[Data items]
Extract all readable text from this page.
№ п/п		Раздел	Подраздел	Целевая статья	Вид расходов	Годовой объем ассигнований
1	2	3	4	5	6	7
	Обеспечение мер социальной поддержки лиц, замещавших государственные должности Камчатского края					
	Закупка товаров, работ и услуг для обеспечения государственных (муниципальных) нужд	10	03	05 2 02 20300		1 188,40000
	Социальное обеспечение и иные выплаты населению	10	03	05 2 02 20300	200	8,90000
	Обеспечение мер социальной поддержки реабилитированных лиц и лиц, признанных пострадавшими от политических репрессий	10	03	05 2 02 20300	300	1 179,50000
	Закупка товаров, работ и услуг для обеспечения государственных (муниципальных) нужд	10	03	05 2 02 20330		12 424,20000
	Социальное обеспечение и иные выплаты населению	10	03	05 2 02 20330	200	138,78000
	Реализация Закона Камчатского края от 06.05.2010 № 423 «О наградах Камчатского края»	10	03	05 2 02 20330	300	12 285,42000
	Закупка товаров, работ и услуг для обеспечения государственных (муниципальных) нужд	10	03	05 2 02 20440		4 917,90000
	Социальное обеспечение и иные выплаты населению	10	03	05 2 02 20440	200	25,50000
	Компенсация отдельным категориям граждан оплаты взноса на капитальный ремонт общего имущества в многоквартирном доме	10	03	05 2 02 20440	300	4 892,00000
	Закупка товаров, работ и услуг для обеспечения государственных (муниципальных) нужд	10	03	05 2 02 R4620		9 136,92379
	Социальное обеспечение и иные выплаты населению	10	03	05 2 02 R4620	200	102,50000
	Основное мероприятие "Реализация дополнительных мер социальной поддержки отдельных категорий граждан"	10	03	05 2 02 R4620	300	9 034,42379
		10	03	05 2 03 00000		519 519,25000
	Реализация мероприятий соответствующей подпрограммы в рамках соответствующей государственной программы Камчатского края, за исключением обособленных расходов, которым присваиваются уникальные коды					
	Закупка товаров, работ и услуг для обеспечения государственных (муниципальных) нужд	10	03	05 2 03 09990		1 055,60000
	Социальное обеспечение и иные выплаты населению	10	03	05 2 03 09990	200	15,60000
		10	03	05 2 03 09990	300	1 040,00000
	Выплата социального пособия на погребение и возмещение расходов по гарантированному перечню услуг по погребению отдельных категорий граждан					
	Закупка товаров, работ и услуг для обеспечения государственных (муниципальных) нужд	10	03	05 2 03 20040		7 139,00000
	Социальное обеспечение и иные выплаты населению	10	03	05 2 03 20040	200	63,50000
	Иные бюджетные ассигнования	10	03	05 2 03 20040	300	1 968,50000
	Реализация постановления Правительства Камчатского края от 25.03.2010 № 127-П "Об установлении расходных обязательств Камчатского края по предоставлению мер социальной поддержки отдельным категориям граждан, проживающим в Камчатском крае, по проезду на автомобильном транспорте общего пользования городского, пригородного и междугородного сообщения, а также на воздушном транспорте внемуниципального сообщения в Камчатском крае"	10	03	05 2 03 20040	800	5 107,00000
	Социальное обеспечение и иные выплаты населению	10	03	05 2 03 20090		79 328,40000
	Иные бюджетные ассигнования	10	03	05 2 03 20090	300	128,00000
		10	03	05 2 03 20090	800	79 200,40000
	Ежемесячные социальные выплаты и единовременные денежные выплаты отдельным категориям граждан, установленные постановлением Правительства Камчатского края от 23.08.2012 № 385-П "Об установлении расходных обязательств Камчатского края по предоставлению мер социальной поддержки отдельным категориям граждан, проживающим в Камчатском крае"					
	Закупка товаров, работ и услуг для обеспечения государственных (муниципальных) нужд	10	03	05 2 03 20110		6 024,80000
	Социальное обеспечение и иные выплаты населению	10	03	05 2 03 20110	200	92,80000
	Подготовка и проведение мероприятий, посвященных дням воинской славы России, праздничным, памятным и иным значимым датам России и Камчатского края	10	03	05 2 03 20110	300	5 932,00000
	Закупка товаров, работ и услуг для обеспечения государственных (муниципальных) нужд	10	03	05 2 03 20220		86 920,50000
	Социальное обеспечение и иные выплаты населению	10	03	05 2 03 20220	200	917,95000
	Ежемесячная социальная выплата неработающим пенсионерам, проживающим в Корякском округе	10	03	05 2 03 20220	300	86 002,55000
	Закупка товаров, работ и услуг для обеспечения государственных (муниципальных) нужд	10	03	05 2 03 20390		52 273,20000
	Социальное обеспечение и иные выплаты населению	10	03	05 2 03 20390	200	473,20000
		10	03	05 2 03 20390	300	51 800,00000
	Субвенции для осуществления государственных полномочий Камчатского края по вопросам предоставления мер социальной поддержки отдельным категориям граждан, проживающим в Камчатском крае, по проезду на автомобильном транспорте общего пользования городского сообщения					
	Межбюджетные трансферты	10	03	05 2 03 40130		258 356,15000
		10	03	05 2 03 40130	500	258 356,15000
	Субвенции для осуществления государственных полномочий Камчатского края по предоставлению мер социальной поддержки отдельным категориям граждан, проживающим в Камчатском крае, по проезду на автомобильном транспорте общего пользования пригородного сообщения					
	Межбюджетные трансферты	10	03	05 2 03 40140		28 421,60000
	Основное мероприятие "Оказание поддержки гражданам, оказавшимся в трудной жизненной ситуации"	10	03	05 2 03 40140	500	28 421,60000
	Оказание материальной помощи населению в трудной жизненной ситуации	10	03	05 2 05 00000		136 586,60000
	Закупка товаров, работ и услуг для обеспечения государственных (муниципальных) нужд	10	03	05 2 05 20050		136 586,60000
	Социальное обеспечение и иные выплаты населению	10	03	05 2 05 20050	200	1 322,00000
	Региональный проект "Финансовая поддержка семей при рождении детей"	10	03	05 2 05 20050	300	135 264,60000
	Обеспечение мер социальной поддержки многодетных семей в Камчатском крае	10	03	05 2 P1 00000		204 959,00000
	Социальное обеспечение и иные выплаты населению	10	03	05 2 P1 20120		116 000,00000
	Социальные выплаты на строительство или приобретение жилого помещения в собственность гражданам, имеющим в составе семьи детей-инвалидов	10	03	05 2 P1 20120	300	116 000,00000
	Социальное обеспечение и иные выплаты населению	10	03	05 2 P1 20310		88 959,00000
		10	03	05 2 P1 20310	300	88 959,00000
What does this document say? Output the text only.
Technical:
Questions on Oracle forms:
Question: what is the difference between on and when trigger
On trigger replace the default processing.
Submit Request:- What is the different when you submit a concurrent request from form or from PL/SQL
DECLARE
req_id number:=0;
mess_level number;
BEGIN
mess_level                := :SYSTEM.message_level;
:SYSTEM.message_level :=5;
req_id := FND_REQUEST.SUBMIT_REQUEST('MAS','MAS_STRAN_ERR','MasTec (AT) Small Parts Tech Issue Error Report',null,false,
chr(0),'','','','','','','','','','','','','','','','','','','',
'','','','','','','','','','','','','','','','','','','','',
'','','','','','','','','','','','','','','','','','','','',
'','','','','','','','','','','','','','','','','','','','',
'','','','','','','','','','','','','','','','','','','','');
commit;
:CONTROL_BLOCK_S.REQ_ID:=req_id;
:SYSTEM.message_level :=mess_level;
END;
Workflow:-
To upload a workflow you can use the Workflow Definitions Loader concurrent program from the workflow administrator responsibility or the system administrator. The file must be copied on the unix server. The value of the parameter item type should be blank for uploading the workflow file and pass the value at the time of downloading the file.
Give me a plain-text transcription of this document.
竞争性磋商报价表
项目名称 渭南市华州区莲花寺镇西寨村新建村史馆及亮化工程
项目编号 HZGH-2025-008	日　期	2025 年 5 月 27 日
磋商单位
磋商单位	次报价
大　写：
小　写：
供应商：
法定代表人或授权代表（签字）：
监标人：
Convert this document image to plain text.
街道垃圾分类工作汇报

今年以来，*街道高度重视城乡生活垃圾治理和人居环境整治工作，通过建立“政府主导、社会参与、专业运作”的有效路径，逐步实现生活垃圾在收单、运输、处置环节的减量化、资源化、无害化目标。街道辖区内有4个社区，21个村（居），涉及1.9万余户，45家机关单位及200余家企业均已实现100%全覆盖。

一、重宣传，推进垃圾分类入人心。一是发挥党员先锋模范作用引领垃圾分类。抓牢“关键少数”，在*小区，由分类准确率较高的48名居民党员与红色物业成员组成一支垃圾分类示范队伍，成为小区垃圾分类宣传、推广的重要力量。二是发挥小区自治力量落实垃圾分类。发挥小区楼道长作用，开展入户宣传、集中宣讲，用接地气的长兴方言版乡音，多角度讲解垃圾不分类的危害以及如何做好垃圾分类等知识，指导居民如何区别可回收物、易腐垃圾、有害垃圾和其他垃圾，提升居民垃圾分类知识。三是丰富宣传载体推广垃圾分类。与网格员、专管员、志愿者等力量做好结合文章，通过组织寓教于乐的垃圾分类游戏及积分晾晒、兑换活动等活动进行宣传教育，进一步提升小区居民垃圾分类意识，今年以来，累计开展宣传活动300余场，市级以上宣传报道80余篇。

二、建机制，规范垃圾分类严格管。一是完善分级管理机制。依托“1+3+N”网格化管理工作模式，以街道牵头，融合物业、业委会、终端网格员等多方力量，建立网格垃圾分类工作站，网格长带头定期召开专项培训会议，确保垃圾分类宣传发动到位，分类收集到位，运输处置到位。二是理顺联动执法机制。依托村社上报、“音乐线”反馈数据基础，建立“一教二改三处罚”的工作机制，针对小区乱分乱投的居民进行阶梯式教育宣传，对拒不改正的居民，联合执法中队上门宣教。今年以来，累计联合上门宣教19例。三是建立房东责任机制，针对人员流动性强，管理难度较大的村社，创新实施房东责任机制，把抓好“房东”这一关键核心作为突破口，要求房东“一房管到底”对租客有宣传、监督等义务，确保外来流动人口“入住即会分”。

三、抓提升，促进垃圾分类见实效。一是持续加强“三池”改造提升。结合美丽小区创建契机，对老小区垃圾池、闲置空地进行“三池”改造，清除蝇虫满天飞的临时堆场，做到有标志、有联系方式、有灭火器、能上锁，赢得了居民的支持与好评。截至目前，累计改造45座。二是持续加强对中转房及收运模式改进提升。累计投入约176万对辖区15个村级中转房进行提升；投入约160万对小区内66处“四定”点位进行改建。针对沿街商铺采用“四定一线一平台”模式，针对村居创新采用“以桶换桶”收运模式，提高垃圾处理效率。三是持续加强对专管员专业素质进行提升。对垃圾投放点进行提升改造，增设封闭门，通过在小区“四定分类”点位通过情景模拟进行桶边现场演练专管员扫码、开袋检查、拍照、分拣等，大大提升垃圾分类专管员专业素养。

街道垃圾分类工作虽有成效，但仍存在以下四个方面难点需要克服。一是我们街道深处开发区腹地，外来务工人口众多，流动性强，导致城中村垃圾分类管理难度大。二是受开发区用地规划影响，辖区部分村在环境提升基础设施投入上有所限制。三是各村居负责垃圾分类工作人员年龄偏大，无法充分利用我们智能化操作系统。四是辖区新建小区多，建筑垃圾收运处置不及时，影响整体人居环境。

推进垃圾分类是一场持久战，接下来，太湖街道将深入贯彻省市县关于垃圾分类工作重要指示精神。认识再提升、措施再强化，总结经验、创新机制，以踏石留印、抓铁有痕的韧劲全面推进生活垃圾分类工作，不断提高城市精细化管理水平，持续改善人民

Exercise aim: What number of lines in the records contain the word "жизненной"? Answer with that number alone.

Exercise output: 2